● Problem to solve
Find the word "type" in the data. Return every line where it appears.
-------- Information shown
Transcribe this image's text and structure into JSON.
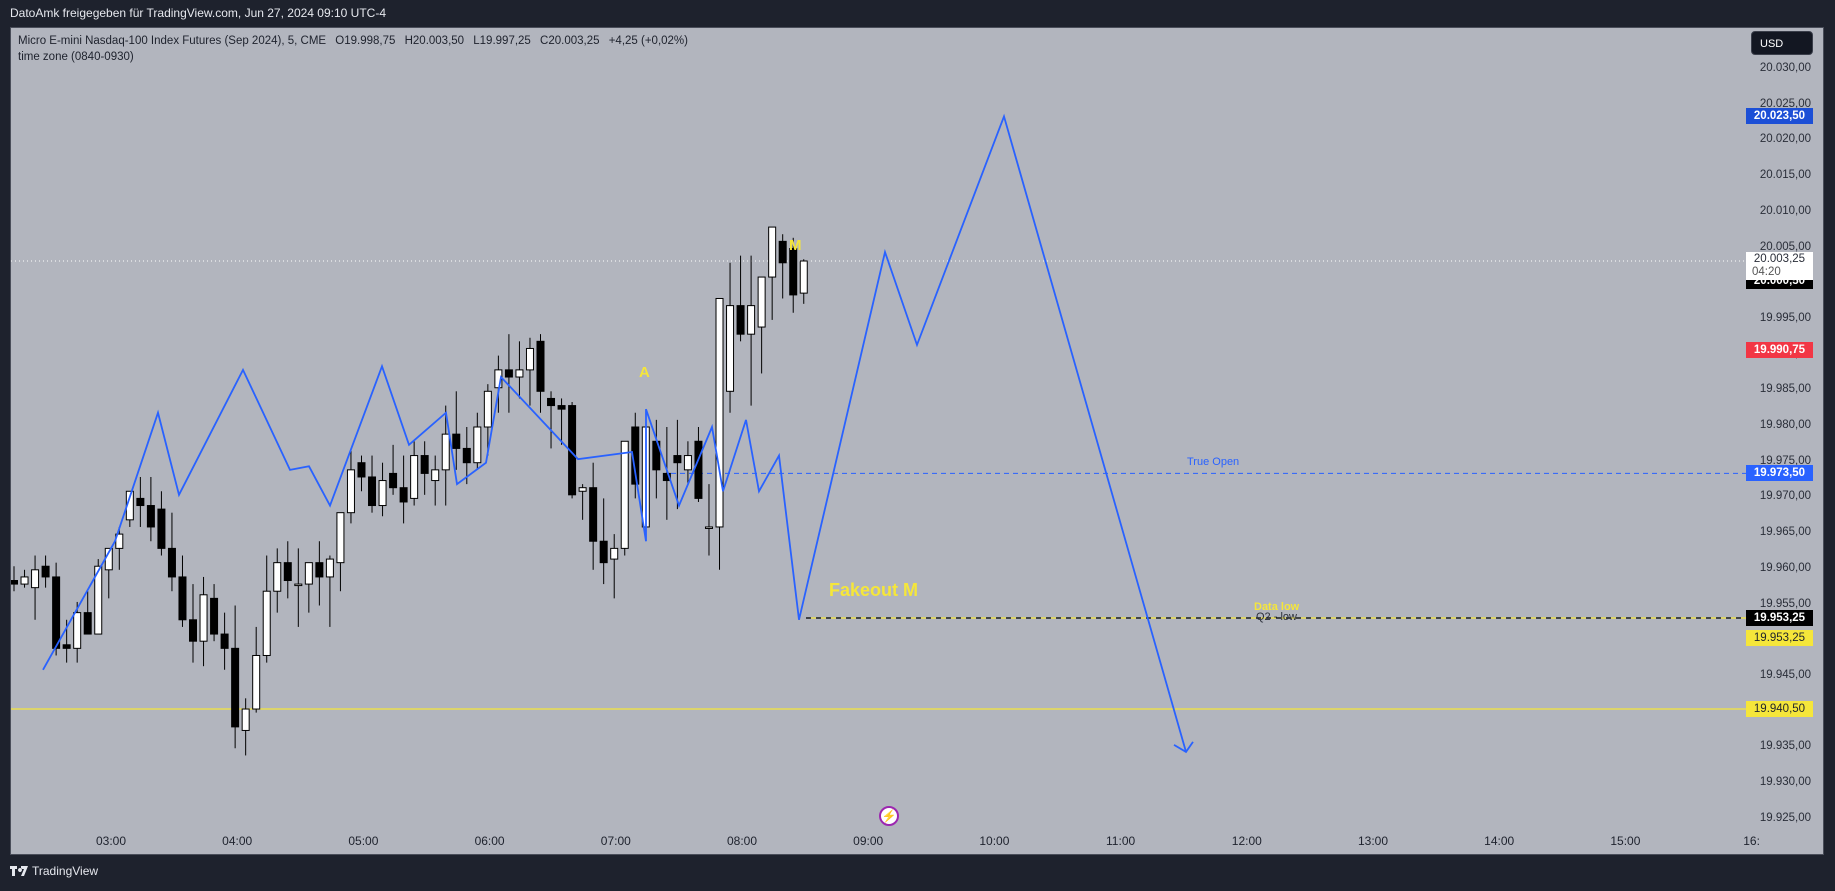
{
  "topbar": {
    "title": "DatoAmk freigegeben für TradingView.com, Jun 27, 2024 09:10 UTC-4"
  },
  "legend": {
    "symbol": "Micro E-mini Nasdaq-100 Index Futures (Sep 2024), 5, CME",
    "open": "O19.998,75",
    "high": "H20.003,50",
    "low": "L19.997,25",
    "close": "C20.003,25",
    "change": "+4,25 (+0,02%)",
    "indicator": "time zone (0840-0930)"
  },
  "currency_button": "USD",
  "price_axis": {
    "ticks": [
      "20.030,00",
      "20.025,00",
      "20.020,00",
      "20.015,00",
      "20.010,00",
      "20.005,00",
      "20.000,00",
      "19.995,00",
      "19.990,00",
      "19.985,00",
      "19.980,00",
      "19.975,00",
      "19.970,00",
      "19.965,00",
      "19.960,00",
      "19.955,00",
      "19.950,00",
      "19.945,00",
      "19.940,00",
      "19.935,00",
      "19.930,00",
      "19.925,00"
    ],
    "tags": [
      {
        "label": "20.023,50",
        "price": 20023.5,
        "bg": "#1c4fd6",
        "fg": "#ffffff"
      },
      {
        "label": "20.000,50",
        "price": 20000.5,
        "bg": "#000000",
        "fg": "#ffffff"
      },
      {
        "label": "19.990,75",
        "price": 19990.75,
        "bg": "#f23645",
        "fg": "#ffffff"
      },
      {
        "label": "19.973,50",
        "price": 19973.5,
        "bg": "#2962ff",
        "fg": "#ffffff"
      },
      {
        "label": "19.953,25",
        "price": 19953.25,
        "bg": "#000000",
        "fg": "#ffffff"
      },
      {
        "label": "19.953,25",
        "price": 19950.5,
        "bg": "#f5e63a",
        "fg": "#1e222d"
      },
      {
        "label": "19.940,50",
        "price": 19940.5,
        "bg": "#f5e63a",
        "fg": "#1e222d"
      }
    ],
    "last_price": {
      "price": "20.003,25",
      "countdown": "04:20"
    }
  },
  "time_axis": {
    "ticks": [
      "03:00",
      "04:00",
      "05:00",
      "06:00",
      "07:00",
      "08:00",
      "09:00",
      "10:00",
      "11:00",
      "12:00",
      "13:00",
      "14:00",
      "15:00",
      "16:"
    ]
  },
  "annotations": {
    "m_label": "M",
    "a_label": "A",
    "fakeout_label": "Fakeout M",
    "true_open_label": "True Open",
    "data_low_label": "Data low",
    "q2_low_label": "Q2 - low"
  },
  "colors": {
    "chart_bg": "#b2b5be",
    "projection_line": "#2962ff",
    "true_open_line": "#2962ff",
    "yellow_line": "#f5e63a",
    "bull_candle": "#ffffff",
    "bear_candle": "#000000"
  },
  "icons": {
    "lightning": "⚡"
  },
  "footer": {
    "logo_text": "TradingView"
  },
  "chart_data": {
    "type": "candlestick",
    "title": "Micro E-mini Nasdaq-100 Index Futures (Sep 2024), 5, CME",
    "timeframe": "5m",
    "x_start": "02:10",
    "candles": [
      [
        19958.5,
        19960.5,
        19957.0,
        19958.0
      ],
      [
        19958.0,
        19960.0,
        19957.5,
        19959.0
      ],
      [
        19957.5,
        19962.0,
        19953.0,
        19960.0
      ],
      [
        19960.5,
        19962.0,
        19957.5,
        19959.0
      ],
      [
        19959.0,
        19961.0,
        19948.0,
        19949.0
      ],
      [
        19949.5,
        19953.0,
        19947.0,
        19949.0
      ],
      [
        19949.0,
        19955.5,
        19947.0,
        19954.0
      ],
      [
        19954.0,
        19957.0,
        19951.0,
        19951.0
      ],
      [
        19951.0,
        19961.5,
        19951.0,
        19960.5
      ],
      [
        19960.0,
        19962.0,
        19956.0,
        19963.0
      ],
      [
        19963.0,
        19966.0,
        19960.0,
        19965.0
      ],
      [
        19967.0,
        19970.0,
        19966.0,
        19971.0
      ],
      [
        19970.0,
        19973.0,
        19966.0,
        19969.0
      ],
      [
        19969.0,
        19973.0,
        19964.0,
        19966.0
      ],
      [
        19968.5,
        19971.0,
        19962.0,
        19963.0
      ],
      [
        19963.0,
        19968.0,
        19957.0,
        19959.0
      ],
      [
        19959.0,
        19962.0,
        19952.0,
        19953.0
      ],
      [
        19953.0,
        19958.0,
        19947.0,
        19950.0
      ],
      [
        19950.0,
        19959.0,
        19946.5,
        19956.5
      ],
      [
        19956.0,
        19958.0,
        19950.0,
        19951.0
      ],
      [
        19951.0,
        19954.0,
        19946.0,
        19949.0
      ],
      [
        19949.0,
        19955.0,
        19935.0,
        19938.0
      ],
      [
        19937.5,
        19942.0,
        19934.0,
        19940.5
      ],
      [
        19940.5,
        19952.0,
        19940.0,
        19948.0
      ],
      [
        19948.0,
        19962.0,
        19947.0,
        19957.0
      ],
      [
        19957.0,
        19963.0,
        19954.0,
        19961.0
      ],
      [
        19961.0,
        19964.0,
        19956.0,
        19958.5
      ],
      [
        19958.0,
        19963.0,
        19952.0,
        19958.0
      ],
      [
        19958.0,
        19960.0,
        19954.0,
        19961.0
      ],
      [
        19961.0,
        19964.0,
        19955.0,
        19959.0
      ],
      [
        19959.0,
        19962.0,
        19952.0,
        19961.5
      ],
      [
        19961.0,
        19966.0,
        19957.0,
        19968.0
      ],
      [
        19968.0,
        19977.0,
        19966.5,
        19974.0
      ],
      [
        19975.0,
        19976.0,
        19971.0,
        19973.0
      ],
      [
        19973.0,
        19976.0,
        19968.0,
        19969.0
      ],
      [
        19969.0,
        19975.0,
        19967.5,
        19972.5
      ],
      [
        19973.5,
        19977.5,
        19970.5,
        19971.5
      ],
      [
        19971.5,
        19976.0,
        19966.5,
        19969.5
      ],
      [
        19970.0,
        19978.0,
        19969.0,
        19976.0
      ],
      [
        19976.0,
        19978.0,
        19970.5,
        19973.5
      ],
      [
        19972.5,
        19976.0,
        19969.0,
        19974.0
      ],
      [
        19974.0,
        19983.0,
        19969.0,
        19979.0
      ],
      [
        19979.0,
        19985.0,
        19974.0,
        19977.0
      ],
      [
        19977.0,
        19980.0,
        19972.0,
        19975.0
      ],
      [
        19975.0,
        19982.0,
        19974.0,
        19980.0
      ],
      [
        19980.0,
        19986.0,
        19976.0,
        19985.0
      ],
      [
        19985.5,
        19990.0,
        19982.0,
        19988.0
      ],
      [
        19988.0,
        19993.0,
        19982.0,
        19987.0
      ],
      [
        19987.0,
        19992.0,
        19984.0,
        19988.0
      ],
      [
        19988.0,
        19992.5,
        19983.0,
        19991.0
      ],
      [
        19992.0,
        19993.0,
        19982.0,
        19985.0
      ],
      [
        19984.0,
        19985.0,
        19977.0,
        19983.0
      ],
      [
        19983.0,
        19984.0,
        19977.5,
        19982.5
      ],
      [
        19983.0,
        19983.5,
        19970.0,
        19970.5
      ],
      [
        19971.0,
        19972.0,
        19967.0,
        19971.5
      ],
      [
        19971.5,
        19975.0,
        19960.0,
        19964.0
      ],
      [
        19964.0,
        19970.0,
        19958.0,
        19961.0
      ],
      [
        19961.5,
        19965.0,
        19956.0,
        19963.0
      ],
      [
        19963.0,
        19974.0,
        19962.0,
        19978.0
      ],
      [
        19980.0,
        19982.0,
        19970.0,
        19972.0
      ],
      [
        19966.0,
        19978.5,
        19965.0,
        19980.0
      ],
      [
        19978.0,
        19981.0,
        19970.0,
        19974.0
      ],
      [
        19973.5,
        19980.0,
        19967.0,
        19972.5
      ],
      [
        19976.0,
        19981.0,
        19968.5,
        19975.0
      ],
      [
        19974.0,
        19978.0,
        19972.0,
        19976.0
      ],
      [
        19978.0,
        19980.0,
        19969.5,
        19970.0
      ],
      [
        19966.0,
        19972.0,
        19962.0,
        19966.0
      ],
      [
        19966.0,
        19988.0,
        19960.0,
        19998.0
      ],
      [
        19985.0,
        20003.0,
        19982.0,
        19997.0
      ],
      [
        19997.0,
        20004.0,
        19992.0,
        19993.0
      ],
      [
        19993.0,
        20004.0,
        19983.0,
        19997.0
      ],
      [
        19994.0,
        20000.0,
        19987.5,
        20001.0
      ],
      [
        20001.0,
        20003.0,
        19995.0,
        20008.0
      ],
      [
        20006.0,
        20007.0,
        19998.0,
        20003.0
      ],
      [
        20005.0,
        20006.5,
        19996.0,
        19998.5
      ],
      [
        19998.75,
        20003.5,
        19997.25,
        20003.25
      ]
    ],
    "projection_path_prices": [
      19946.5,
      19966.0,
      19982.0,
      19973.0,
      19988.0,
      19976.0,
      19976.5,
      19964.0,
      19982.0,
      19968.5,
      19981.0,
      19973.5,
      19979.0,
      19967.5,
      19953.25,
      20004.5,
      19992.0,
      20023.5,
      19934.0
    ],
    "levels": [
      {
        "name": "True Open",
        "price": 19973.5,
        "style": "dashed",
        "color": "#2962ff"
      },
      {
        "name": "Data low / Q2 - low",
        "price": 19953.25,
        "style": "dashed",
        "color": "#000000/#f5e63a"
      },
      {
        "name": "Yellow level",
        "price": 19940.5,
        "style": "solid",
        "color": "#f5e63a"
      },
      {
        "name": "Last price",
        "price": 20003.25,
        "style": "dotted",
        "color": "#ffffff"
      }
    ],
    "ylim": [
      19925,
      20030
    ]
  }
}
----------------
-------- Information shown
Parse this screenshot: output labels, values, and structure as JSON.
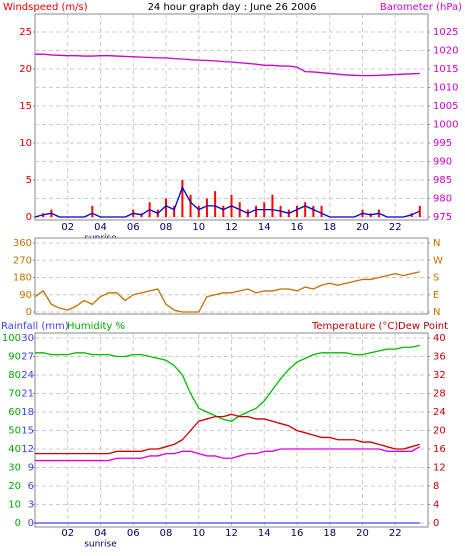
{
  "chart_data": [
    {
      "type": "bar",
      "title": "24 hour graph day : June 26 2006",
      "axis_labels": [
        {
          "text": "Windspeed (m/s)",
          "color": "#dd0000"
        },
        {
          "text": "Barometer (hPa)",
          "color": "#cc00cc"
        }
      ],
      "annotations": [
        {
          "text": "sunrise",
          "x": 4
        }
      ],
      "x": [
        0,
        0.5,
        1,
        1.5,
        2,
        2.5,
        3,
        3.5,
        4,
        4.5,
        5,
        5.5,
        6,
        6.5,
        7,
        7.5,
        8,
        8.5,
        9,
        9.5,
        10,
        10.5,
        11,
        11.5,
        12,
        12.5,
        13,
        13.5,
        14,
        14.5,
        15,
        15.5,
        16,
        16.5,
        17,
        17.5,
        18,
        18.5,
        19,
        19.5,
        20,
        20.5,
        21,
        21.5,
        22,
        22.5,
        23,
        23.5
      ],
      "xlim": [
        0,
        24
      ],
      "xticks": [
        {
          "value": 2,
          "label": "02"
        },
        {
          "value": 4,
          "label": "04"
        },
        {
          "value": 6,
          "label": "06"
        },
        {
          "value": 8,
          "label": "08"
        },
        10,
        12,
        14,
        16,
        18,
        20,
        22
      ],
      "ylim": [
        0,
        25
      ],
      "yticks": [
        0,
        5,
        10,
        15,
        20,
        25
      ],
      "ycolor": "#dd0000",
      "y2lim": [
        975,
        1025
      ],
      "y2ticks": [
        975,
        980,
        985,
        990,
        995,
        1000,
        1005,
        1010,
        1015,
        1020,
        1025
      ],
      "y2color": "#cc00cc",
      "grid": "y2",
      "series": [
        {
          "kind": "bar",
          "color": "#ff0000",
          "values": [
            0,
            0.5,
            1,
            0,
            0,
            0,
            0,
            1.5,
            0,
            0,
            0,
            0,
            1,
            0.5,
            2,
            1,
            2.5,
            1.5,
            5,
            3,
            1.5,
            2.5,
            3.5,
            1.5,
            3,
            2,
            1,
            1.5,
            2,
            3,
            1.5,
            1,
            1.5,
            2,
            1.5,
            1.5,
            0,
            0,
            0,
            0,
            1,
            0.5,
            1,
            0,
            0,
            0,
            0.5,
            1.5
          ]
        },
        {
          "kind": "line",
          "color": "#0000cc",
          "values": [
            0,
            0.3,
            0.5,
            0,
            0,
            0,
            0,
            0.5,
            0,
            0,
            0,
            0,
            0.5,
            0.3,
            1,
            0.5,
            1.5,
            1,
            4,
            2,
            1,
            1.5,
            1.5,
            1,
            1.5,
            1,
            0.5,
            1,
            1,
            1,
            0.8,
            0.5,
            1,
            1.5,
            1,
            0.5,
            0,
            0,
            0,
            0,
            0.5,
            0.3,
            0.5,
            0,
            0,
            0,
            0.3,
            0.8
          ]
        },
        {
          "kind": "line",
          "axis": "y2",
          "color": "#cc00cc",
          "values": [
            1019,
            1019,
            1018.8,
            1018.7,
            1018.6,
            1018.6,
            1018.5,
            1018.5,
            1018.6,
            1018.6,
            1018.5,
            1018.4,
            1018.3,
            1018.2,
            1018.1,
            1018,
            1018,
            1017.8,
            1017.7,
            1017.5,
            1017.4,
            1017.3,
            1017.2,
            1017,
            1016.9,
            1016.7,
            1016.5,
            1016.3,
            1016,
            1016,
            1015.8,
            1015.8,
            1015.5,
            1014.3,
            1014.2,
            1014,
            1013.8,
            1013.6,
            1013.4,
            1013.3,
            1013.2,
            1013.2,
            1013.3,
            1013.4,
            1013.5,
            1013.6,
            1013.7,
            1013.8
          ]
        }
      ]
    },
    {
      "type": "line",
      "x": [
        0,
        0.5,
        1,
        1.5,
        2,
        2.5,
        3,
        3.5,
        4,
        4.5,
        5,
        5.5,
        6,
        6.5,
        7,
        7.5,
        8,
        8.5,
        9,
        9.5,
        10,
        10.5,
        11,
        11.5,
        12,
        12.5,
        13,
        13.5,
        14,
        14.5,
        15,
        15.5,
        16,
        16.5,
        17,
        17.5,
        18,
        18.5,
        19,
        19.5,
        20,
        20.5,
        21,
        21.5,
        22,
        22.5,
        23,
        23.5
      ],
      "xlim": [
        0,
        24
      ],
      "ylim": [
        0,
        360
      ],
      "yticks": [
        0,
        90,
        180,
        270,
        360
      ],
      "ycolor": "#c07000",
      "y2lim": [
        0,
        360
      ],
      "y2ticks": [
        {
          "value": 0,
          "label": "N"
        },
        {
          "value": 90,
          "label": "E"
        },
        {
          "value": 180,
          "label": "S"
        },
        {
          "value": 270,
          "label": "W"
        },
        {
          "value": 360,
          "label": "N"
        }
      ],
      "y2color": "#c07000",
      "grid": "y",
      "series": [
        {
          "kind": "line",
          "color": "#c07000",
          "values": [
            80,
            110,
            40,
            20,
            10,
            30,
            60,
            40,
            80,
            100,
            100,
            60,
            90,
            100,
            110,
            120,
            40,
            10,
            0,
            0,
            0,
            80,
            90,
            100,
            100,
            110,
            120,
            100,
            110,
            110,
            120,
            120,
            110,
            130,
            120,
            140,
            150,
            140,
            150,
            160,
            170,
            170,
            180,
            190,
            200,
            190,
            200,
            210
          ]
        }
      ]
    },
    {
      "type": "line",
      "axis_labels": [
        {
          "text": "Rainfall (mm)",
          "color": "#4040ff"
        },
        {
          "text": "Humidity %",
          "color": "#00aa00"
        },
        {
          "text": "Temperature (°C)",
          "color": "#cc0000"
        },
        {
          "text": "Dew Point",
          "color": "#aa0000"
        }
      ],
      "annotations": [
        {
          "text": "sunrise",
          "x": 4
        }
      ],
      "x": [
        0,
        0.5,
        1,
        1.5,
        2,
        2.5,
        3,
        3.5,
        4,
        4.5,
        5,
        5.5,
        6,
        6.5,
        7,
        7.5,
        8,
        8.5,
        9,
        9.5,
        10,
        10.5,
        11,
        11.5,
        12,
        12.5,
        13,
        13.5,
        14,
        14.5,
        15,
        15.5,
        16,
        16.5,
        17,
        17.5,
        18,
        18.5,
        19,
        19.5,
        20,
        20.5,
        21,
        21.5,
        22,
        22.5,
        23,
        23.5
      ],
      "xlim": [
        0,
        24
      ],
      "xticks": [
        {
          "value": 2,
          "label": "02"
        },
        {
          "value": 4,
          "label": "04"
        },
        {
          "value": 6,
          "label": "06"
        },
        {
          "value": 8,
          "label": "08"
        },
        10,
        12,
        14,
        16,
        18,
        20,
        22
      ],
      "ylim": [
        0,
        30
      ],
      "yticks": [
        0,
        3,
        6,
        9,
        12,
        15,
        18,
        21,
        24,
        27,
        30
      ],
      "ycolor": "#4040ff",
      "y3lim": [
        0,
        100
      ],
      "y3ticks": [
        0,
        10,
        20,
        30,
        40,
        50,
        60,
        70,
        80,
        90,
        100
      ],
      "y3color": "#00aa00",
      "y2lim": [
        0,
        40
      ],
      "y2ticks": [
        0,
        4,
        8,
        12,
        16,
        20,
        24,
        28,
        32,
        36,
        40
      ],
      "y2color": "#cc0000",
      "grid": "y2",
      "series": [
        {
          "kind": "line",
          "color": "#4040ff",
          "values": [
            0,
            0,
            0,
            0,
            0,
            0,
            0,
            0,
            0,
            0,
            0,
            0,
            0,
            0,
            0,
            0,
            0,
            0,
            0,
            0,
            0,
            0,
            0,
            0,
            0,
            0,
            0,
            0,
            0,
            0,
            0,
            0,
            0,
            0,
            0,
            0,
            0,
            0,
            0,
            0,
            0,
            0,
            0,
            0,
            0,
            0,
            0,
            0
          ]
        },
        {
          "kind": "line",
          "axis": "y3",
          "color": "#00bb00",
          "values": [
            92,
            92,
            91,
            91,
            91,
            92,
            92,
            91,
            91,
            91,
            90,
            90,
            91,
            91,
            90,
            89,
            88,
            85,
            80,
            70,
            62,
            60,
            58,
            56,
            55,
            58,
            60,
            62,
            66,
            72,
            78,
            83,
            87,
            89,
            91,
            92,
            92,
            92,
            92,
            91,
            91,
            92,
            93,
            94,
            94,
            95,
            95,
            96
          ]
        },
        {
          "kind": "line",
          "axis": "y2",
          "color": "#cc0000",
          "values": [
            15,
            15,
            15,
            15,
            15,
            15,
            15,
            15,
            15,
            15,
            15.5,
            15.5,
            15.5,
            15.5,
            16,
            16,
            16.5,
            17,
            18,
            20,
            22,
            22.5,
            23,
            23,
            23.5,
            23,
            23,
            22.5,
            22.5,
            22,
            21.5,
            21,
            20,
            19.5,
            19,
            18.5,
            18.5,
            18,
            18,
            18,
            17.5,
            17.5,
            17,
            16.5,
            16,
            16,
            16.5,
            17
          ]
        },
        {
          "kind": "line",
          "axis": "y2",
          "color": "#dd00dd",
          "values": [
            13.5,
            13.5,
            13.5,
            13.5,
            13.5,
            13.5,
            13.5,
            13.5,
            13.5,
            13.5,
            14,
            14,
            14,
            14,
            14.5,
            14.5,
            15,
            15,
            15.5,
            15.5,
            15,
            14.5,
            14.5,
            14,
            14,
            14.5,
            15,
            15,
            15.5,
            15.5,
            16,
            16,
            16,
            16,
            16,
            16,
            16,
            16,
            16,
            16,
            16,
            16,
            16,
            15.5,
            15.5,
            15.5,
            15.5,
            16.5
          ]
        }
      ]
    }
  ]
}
----------------
● Answer to this exercise
    "type": "candlestick",
      "type": "bar",
      "type": "line",
      "type": "line",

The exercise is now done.